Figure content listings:
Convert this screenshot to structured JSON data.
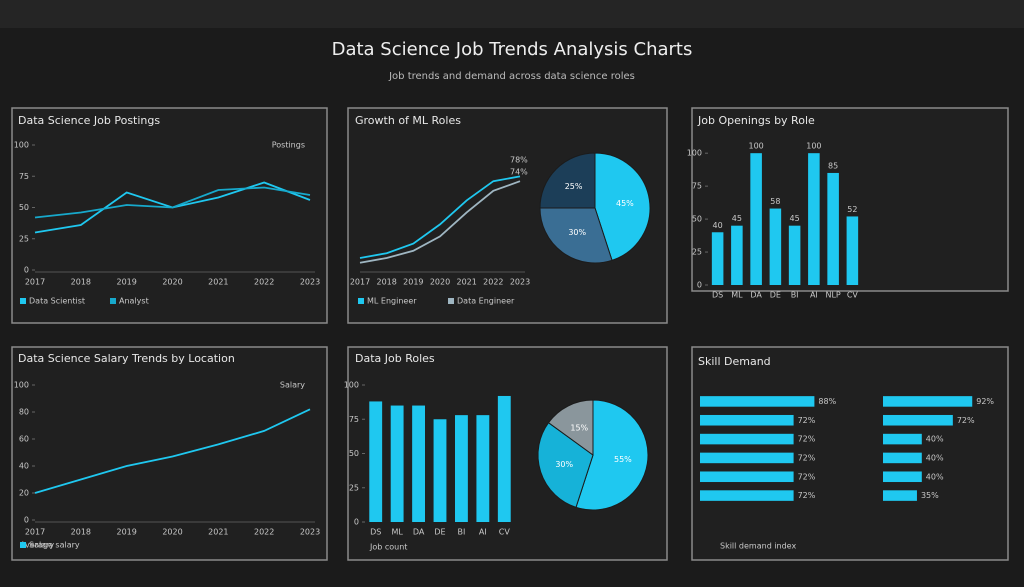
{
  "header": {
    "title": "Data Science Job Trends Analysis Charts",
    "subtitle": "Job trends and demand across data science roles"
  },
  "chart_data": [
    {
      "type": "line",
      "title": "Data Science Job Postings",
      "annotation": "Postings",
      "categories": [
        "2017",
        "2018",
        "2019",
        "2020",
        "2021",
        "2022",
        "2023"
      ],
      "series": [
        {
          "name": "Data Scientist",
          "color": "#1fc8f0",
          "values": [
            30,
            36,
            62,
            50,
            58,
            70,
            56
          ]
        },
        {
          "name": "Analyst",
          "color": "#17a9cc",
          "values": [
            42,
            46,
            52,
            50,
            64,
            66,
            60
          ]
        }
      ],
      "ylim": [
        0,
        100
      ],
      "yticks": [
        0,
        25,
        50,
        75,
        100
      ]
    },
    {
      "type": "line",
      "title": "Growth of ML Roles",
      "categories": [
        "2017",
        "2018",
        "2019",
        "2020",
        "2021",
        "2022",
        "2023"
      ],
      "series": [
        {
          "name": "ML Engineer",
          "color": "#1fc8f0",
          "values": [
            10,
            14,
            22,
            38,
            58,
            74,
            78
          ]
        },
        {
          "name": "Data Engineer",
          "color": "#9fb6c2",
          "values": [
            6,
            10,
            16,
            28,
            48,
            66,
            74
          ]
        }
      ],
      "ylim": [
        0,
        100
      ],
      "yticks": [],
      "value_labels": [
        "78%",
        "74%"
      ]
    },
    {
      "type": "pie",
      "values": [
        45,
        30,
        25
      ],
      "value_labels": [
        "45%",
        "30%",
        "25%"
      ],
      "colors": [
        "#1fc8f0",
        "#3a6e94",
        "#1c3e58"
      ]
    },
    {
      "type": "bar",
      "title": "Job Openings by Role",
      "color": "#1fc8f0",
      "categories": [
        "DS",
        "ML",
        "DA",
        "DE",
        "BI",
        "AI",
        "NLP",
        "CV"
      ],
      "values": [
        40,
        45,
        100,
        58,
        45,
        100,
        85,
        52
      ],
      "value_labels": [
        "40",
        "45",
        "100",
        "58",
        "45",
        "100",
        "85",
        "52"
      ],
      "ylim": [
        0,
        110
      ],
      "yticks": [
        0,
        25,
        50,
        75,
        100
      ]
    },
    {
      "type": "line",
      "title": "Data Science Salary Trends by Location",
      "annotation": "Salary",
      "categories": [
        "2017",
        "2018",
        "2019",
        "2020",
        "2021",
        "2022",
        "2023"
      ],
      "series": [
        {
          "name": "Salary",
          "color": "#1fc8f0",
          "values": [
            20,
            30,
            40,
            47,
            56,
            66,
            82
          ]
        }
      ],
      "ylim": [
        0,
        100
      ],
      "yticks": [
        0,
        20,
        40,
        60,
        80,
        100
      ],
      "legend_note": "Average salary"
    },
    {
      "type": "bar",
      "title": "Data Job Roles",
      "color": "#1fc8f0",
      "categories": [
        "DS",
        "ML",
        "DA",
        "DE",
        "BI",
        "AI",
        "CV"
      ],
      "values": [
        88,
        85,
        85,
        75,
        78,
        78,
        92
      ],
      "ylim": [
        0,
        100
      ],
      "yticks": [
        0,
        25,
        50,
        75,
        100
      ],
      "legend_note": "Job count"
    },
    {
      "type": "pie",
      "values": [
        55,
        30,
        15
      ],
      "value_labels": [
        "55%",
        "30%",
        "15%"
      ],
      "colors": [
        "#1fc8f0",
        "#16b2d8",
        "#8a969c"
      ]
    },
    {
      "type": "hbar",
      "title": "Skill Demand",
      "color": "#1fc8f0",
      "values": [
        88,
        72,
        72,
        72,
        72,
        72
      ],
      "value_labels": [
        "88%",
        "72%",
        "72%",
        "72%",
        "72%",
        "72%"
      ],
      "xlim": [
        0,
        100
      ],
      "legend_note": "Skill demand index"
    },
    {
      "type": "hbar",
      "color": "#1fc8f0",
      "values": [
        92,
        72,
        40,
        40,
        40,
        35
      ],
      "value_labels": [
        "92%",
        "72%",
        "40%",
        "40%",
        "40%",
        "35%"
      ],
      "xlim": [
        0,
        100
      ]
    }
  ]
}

What the exercise asks: The pictures in the entries should be left out; output everything else exactly.

Task response:
Convert this screenshot to structured JSON data.
{
  "header": {
    "title": "Data Science Job Trends Analysis Charts",
    "subtitle": "Job trends and demand across data science roles"
  },
  "chart_data": [
    {
      "type": "line",
      "title": "Data Science Job Postings",
      "annotation": "Postings",
      "categories": [
        "2017",
        "2018",
        "2019",
        "2020",
        "2021",
        "2022",
        "2023"
      ],
      "series": [
        {
          "name": "Data Scientist",
          "color": "#1fc8f0",
          "values": [
            30,
            36,
            62,
            50,
            58,
            70,
            56
          ]
        },
        {
          "name": "Analyst",
          "color": "#17a9cc",
          "values": [
            42,
            46,
            52,
            50,
            64,
            66,
            60
          ]
        }
      ],
      "ylim": [
        0,
        100
      ],
      "yticks": [
        0,
        25,
        50,
        75,
        100
      ]
    },
    {
      "type": "line",
      "title": "Growth of ML Roles",
      "categories": [
        "2017",
        "2018",
        "2019",
        "2020",
        "2021",
        "2022",
        "2023"
      ],
      "series": [
        {
          "name": "ML Engineer",
          "color": "#1fc8f0",
          "values": [
            10,
            14,
            22,
            38,
            58,
            74,
            78
          ]
        },
        {
          "name": "Data Engineer",
          "color": "#9fb6c2",
          "values": [
            6,
            10,
            16,
            28,
            48,
            66,
            74
          ]
        }
      ],
      "ylim": [
        0,
        100
      ],
      "yticks": [],
      "value_labels": [
        "78%",
        "74%"
      ]
    },
    {
      "type": "pie",
      "values": [
        45,
        30,
        25
      ],
      "value_labels": [
        "45%",
        "30%",
        "25%"
      ],
      "colors": [
        "#1fc8f0",
        "#3a6e94",
        "#1c3e58"
      ]
    },
    {
      "type": "bar",
      "title": "Job Openings by Role",
      "color": "#1fc8f0",
      "categories": [
        "DS",
        "ML",
        "DA",
        "DE",
        "BI",
        "AI",
        "NLP",
        "CV"
      ],
      "values": [
        40,
        45,
        100,
        58,
        45,
        100,
        85,
        52
      ],
      "value_labels": [
        "40",
        "45",
        "100",
        "58",
        "45",
        "100",
        "85",
        "52"
      ],
      "ylim": [
        0,
        110
      ],
      "yticks": [
        0,
        25,
        50,
        75,
        100
      ]
    },
    {
      "type": "line",
      "title": "Data Science Salary Trends by Location",
      "annotation": "Salary",
      "categories": [
        "2017",
        "2018",
        "2019",
        "2020",
        "2021",
        "2022",
        "2023"
      ],
      "series": [
        {
          "name": "Salary",
          "color": "#1fc8f0",
          "values": [
            20,
            30,
            40,
            47,
            56,
            66,
            82
          ]
        }
      ],
      "ylim": [
        0,
        100
      ],
      "yticks": [
        0,
        20,
        40,
        60,
        80,
        100
      ],
      "legend_note": "Average salary"
    },
    {
      "type": "bar",
      "title": "Data Job Roles",
      "color": "#1fc8f0",
      "categories": [
        "DS",
        "ML",
        "DA",
        "DE",
        "BI",
        "AI",
        "CV"
      ],
      "values": [
        88,
        85,
        85,
        75,
        78,
        78,
        92
      ],
      "ylim": [
        0,
        100
      ],
      "yticks": [
        0,
        25,
        50,
        75,
        100
      ],
      "legend_note": "Job count"
    },
    {
      "type": "pie",
      "values": [
        55,
        30,
        15
      ],
      "value_labels": [
        "55%",
        "30%",
        "15%"
      ],
      "colors": [
        "#1fc8f0",
        "#16b2d8",
        "#8a969c"
      ]
    },
    {
      "type": "hbar",
      "title": "Skill Demand",
      "color": "#1fc8f0",
      "values": [
        88,
        72,
        72,
        72,
        72,
        72
      ],
      "value_labels": [
        "88%",
        "72%",
        "72%",
        "72%",
        "72%",
        "72%"
      ],
      "xlim": [
        0,
        100
      ],
      "legend_note": "Skill demand index"
    },
    {
      "type": "hbar",
      "color": "#1fc8f0",
      "values": [
        92,
        72,
        40,
        40,
        40,
        35
      ],
      "value_labels": [
        "92%",
        "72%",
        "40%",
        "40%",
        "40%",
        "35%"
      ],
      "xlim": [
        0,
        100
      ]
    }
  ]
}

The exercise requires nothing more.